*What to work on*
Without including any images, repeat the data exactly.

Data records:
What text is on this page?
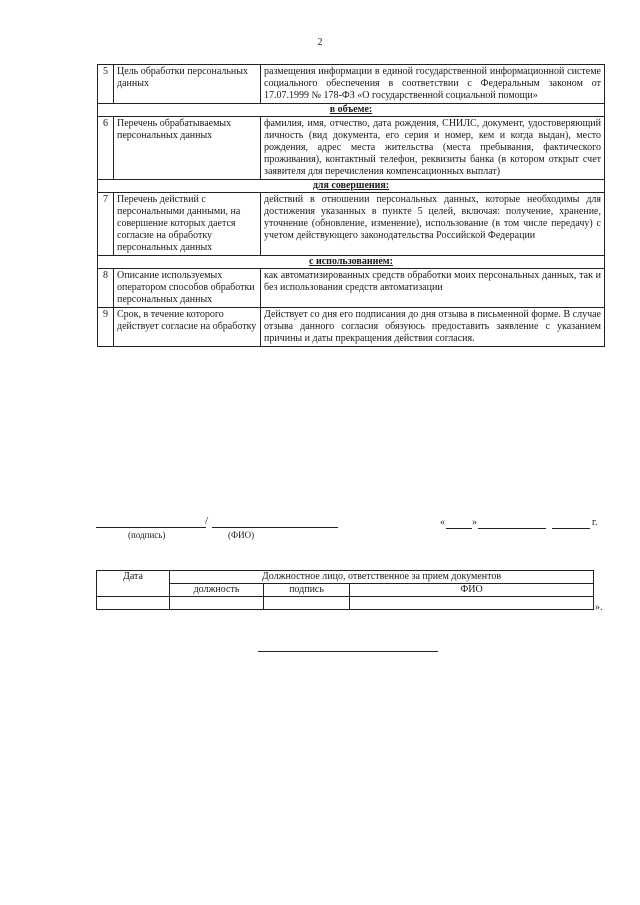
2
5	Цель обработки персональных данных	размещения информации в единой государственной информационной системе социального обеспечения в соответствии с Федеральным законом от 17.07.1999 № 178-ФЗ «О государственной социальной помощи»
в объеме:		
6	Перечень обрабатываемых персональных данных	фамилия, имя, отчество, дата рождения, СНИЛС, документ, удостоверяющий личность (вид документа, его серия и номер, кем и когда выдан), место рождения, адрес места жительства (места пребывания, фактического проживания), контактный телефон, реквизиты банка (в котором открыт счет заявителя для перечисления компенсационных выплат)
для совершения:		
7	Перечень действий с персональными данными, на совершение которых дается согласие на обработку персональных данных	действий в отношении персональных данных, которые необходимы для достижения указанных в пункте 5 целей, включая: получение, хранение, уточнение (обновление, изменение), использование (в том числе передачу) с учетом действующего законодательства Российской Федерации
с использованием:		
8	Описание используемых оператором способов обработки персональных данных	как автоматизированных средств обработки моих персональных данных, так и без использования средств автоматизации
9	Срок, в течение которого действует согласие на обработку	Действует со дня его подписания до дня отзыва в письменной форме. В случае отзыва данного согласия обязуюсь предоставить заявление с указанием причины и даты прекращения действия согласия.
/
(подпись)	(ФИО)
«	»	г.
Дата	Должностное лицо, ответственное за прием документов		
	должность	подпись	ФИО

».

*Response to the exercise*
What text is on this page?
2
5	Цель обработки персональных данных	размещения информации в единой государственной информационной системе социального обеспечения в соответствии с Федеральным законом от 17.07.1999 № 178-ФЗ «О государственной социальной помощи»
в объеме:		
6	Перечень обрабатываемых персональных данных	фамилия, имя, отчество, дата рождения, СНИЛС, документ, удостоверяющий личность (вид документа, его серия и номер, кем и когда выдан), место рождения, адрес места жительства (места пребывания, фактического проживания), контактный телефон, реквизиты банка (в котором открыт счет заявителя для перечисления компенсационных выплат)
для совершения:		
7	Перечень действий с персональными данными, на совершение которых дается согласие на обработку персональных данных	действий в отношении персональных данных, которые необходимы для достижения указанных в пункте 5 целей, включая: получение, хранение, уточнение (обновление, изменение), использование (в том числе передачу) с учетом действующего законодательства Российской Федерации
с использованием:		
8	Описание используемых оператором способов обработки персональных данных	как автоматизированных средств обработки моих персональных данных, так и без использования средств автоматизации
9	Срок, в течение которого действует согласие на обработку	Действует со дня его подписания до дня отзыва в письменной форме. В случае отзыва данного согласия обязуюсь предоставить заявление с указанием причины и даты прекращения действия согласия.
/
(подпись)	(ФИО)
«	»	г.
Дата	Должностное лицо, ответственное за прием документов		
	должность	подпись	ФИО

».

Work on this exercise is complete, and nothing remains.